#### WORK INSTRUCTIONS:
Exactly reproduce each entry, leaving out nothing.
═══
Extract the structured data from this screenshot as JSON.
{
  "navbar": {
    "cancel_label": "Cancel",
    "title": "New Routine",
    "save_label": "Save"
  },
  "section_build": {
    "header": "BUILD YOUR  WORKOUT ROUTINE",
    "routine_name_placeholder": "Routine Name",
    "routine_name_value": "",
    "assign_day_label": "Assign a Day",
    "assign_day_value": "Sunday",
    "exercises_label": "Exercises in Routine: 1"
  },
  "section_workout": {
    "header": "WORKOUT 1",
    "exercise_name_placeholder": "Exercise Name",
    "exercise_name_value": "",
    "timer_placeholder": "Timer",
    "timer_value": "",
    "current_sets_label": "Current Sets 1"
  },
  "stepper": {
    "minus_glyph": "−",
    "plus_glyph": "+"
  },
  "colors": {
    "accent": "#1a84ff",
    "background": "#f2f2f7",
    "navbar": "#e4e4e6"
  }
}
═══
#### RESPONSE BELOW:
Extract the structured data from this screenshot as JSON.
{
  "navbar": {
    "cancel_label": "Cancel",
    "title": "New Routine",
    "save_label": "Save"
  },
  "section_build": {
    "header": "BUILD YOUR  WORKOUT ROUTINE",
    "routine_name_placeholder": "Routine Name",
    "routine_name_value": "",
    "assign_day_label": "Assign a Day",
    "assign_day_value": "Sunday",
    "exercises_label": "Exercises in Routine: 1"
  },
  "section_workout": {
    "header": "WORKOUT 1",
    "exercise_name_placeholder": "Exercise Name",
    "exercise_name_value": "",
    "timer_placeholder": "Timer",
    "timer_value": "",
    "current_sets_label": "Current Sets 1"
  },
  "stepper": {
    "minus_glyph": "−",
    "plus_glyph": "+"
  },
  "colors": {
    "accent": "#1a84ff",
    "background": "#f2f2f7",
    "navbar": "#e4e4e6"
  }
}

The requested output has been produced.